[Stored data]
-- START --

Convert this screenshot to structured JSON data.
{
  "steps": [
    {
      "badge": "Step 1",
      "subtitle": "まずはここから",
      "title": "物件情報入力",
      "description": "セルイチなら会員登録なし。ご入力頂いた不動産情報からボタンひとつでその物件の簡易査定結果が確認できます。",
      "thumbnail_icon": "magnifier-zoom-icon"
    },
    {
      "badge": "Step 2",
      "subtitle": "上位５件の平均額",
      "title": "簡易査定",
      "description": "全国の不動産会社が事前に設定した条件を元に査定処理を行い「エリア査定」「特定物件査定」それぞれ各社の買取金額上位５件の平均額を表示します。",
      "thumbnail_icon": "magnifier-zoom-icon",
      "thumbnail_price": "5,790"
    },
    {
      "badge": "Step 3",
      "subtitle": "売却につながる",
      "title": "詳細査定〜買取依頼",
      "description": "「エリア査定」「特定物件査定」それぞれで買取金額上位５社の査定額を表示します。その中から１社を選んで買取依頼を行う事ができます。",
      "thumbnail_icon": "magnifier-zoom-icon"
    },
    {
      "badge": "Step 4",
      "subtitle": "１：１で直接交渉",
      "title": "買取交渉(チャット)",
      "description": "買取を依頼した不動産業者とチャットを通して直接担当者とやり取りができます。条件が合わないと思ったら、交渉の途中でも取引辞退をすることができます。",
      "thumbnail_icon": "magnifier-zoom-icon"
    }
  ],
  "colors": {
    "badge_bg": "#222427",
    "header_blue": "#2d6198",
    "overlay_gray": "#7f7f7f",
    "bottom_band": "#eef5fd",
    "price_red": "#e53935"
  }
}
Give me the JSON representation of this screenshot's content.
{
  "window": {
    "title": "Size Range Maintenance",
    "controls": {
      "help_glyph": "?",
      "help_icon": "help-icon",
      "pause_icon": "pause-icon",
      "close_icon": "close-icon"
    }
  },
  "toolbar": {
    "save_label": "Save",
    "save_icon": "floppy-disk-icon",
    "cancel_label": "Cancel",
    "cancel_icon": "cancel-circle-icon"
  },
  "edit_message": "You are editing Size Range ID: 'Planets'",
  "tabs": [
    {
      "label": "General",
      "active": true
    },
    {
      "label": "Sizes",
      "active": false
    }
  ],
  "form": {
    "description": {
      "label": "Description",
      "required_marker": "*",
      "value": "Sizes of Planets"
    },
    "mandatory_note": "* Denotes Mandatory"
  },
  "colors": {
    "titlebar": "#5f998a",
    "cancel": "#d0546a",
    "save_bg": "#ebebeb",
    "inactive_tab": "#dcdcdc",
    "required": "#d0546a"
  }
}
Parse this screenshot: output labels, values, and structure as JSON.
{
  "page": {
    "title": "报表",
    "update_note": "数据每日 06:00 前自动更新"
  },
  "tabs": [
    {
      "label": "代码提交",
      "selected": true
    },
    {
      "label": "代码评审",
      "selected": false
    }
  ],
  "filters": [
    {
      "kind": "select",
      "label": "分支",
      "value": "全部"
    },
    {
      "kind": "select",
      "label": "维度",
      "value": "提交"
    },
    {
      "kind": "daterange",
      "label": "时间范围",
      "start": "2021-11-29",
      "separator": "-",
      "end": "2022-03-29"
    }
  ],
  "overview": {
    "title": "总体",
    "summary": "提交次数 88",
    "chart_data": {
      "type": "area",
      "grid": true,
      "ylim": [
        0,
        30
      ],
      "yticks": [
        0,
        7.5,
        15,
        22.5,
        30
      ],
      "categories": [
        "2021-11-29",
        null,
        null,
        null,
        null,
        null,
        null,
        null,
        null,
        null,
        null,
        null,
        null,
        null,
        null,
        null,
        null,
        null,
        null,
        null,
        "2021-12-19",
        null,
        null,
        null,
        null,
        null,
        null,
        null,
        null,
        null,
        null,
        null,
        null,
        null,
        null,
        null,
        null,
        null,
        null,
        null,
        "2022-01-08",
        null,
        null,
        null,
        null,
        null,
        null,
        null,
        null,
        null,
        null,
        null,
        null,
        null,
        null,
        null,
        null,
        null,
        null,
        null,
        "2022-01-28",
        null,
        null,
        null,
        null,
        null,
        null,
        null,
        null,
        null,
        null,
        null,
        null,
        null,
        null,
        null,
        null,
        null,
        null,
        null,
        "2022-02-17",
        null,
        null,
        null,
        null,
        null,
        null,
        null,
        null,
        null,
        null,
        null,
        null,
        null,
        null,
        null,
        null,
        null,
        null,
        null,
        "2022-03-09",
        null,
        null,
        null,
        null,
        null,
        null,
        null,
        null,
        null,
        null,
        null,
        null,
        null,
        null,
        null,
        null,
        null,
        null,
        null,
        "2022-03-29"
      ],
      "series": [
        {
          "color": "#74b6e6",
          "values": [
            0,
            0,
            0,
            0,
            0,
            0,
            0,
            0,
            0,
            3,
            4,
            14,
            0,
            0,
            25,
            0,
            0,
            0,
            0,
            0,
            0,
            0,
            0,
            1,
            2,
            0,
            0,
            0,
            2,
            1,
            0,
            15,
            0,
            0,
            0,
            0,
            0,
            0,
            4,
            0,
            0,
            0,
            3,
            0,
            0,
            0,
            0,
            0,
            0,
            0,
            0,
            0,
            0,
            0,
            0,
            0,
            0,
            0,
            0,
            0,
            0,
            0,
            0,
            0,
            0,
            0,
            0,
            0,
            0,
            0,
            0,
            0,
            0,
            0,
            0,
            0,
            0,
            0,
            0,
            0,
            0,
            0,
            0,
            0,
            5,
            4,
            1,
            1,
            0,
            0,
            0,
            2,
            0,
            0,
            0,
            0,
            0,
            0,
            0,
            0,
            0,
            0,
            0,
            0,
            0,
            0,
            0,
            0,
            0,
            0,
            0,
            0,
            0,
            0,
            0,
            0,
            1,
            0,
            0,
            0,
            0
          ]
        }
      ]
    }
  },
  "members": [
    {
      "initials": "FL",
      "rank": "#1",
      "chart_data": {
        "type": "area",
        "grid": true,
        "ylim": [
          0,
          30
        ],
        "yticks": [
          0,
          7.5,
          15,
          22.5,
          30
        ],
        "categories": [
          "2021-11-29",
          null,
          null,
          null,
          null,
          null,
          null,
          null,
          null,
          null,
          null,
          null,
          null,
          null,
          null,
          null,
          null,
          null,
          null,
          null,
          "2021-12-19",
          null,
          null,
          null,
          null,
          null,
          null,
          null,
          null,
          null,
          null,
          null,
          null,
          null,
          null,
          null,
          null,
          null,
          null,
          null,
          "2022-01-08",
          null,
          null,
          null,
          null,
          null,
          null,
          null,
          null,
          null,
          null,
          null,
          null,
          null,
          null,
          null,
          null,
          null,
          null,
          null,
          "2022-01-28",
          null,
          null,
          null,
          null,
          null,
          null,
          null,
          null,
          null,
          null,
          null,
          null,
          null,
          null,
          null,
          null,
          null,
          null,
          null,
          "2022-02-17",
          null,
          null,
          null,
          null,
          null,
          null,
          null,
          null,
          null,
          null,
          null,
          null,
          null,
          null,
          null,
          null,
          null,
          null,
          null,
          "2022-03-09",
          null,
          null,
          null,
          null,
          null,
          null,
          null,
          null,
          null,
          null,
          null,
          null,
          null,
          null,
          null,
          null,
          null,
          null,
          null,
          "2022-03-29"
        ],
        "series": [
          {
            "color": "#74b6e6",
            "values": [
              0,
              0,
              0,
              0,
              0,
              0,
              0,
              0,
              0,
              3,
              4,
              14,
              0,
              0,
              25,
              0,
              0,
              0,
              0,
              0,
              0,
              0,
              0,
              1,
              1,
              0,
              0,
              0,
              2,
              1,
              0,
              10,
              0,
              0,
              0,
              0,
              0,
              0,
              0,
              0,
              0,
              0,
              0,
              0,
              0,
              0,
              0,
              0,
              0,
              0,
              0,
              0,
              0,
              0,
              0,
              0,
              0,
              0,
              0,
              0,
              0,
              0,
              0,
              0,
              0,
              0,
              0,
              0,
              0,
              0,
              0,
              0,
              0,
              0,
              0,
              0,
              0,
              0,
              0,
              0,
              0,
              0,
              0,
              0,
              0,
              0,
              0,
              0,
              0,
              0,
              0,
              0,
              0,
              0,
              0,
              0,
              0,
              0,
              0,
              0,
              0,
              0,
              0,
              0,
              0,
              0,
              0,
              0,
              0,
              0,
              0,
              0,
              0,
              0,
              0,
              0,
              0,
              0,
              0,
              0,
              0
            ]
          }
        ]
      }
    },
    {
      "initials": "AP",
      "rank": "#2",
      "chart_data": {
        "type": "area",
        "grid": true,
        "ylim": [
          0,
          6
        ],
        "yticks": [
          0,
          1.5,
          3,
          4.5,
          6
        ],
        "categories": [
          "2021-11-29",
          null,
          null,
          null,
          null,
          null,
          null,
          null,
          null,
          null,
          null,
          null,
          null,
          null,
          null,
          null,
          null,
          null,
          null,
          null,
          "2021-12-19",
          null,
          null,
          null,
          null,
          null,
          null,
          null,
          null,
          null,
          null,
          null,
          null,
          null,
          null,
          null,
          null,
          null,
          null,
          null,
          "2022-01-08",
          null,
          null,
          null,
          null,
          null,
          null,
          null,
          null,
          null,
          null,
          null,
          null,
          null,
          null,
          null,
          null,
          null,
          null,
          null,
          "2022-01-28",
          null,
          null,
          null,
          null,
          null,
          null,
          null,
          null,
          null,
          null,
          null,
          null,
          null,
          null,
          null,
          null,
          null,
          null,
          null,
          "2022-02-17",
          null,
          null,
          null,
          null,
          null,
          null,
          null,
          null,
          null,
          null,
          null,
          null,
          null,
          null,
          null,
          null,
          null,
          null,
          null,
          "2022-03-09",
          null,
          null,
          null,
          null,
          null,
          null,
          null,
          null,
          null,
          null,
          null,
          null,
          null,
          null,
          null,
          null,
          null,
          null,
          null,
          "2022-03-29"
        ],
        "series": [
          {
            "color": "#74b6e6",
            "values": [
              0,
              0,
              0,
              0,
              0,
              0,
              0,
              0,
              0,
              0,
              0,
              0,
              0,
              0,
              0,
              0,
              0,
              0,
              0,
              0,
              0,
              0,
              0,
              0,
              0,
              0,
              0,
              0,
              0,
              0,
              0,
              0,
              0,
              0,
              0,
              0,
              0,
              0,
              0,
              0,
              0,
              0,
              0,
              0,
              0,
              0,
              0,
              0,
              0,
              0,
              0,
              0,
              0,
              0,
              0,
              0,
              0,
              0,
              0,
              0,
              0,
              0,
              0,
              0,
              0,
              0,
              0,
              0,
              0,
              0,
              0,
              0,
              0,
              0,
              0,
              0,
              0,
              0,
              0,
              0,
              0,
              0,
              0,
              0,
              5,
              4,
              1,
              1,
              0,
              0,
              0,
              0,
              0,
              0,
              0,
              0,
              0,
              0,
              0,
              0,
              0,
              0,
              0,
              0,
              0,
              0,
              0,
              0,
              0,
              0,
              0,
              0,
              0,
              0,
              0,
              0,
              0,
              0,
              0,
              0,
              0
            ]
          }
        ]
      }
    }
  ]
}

-- END --

Written instruction: Where a line above contains the string "Planets", copy that line.

Correct result:
  "edit_message": "You are editing Size Range ID: 'Planets'",
      "value": "Sizes of Planets"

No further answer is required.